### [EXTRACTED MATERIAL]
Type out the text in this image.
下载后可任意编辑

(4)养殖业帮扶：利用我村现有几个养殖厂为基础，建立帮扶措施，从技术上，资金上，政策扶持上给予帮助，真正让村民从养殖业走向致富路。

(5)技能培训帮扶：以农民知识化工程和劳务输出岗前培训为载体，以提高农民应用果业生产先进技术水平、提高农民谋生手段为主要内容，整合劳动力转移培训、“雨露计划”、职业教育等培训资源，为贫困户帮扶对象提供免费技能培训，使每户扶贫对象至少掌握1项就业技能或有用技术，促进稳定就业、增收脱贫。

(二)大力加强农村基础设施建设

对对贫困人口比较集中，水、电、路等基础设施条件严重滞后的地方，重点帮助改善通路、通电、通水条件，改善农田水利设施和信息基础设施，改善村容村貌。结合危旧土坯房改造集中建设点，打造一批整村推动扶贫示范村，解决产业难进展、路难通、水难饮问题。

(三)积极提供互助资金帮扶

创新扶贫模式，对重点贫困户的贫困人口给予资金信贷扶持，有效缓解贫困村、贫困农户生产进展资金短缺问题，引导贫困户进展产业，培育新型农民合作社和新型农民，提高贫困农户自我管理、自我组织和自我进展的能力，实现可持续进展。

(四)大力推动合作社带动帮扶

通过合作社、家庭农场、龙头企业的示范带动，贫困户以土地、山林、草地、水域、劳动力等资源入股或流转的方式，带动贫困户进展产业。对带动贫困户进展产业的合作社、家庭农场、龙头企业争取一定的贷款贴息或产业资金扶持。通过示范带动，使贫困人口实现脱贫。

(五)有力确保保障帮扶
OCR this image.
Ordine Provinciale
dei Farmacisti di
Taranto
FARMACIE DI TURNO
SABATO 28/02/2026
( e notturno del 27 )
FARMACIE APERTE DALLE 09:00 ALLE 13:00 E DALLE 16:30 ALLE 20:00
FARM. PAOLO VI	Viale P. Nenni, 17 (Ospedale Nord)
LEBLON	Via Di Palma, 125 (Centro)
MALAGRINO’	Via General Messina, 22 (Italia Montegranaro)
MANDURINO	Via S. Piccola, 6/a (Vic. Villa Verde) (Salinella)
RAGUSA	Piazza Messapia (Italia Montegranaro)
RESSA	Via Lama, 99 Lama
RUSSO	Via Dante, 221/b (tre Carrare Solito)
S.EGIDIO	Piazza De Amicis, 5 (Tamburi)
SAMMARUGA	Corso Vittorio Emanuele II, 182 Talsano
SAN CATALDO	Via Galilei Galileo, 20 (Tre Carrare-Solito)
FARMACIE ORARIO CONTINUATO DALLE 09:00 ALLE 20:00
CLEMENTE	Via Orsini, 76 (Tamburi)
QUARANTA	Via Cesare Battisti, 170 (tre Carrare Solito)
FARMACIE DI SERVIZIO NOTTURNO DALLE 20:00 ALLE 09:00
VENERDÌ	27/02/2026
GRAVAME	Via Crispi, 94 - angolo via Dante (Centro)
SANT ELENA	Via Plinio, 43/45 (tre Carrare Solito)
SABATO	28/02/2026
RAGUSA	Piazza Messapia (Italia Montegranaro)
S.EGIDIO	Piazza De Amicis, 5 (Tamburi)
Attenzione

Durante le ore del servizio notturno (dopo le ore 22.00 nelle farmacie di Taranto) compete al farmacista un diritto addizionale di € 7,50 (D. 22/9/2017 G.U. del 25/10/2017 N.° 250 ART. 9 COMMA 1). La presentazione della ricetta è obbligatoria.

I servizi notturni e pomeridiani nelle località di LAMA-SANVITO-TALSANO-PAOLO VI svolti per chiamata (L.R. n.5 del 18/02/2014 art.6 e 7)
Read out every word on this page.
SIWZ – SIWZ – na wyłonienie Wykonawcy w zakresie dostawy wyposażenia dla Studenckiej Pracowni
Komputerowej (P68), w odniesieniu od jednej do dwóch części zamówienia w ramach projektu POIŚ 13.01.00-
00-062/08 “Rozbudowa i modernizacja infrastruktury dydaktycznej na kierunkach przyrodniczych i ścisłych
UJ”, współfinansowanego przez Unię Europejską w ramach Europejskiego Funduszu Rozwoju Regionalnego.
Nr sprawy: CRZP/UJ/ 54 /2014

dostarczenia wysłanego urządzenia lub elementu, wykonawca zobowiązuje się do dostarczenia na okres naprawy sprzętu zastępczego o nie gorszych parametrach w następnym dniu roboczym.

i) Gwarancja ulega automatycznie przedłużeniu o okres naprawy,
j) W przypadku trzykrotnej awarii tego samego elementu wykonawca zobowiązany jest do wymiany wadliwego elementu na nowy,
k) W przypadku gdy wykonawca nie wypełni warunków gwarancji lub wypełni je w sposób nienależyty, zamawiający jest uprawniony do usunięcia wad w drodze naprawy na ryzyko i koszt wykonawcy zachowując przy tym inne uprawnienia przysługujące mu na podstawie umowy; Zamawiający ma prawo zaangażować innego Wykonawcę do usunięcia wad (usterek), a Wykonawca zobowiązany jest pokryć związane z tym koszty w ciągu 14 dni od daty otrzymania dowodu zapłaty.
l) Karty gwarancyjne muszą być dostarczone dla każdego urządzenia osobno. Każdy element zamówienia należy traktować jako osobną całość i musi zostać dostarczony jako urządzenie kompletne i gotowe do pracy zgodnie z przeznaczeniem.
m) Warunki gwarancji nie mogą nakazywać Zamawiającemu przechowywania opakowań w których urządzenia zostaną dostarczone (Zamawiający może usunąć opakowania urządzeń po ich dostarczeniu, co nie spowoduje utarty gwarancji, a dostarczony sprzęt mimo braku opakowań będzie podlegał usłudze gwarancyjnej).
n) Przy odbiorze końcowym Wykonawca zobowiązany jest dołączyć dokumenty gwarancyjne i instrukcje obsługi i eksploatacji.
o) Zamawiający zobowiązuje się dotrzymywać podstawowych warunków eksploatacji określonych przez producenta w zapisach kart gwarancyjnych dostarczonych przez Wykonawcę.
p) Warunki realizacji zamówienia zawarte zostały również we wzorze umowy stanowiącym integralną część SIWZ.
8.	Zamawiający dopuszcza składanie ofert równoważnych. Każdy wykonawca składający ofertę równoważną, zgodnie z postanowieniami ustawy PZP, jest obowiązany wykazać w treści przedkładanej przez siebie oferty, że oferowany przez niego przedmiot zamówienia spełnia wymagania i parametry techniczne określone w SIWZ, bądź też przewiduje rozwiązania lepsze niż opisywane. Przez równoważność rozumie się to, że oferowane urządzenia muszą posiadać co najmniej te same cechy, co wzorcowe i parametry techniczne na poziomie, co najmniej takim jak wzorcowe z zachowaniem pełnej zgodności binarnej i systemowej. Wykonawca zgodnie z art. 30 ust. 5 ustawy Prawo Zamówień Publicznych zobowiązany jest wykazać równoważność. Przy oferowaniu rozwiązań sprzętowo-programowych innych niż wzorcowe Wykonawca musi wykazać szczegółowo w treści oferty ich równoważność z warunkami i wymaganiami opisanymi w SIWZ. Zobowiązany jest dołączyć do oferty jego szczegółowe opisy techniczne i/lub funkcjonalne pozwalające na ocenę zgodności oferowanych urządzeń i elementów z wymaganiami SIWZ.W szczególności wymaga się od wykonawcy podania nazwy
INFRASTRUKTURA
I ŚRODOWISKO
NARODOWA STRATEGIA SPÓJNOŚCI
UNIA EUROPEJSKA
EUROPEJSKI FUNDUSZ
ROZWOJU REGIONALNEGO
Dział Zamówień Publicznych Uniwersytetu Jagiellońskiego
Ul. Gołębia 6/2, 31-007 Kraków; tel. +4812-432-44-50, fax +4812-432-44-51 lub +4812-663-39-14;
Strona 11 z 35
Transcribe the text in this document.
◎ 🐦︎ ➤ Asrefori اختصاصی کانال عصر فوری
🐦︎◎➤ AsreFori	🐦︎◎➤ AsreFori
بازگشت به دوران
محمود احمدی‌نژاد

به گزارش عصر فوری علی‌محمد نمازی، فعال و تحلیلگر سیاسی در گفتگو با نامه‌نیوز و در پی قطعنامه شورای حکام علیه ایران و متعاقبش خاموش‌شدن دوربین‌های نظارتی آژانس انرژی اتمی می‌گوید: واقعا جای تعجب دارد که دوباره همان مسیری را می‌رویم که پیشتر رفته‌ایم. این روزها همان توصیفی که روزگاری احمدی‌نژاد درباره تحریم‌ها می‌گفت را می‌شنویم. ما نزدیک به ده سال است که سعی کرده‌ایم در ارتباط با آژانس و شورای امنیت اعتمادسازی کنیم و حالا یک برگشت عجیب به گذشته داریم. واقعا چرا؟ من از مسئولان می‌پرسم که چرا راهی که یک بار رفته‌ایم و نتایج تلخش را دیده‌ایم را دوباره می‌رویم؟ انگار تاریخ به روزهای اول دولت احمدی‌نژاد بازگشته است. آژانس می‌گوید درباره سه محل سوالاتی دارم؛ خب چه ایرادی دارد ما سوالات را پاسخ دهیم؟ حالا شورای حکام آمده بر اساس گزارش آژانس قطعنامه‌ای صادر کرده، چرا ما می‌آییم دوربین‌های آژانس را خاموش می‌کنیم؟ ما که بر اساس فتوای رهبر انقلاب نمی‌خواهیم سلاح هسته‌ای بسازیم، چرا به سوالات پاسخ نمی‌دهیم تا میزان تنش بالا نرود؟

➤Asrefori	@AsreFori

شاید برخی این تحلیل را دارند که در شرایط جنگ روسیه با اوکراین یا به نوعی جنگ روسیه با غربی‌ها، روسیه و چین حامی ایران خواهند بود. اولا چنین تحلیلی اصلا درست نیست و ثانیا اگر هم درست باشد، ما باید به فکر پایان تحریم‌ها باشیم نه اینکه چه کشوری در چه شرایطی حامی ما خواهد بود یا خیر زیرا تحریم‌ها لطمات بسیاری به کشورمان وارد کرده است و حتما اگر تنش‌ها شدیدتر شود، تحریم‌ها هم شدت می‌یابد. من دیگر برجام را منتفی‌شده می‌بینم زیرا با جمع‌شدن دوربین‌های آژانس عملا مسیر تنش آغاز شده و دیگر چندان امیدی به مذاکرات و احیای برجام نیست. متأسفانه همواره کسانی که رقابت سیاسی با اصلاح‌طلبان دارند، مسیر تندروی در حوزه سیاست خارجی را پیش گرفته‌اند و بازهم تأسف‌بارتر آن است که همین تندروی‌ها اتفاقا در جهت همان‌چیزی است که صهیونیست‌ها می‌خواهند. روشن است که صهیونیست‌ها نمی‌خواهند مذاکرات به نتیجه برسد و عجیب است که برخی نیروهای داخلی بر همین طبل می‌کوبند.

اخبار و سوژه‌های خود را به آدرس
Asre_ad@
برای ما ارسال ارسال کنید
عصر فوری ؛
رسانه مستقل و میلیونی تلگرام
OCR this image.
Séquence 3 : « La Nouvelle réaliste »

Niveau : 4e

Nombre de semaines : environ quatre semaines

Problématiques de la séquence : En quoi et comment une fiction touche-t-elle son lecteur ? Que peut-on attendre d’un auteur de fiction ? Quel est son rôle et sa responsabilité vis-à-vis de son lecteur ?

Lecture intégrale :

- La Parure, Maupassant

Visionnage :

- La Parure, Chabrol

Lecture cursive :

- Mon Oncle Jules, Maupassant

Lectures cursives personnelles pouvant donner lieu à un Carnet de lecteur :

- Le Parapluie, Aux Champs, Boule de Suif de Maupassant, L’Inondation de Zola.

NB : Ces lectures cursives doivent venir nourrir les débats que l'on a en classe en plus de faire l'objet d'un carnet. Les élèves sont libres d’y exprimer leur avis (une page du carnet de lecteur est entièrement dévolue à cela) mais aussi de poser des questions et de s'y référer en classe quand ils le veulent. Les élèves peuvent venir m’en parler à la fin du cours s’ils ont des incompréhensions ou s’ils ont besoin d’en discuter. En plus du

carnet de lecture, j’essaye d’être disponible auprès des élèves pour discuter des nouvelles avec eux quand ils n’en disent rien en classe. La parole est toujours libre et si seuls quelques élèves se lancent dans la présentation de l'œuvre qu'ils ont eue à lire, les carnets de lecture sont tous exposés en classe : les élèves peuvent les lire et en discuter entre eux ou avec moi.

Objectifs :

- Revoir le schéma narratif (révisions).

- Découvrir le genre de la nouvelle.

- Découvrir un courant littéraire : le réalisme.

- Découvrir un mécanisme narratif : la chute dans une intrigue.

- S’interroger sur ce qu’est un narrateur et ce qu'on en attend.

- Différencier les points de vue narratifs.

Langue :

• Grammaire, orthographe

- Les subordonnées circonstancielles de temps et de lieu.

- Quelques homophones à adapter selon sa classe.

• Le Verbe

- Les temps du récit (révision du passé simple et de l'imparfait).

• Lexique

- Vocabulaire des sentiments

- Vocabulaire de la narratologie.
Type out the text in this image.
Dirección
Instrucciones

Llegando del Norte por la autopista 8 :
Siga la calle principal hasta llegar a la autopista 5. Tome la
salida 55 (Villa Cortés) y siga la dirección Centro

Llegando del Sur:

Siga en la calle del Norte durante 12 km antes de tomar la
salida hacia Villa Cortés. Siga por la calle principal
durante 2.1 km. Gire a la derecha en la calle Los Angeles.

### [WRITTEN PROBLEM]
Copy out all lines that carry the word "cursives".

### [FINAL RESULT]
Lectures cursives personnelles pouvant donner lieu à un Carnet de lecteur :
NB : Ces lectures cursives doivent venir nourrir les débats que l'on a en classe en plus de faire l'objet d'un carnet. Les élèves sont libres d’y exprimer leur avis (une page du carnet de lecteur est entièrement dévolue à cela) mais aussi de poser des questions et de s'y référer en classe quand ils le veulent. Les élèves peuvent venir m’en parler à la fin du cours s’ils ont des incompréhensions ou s’ils ont besoin d’en discuter. En plus du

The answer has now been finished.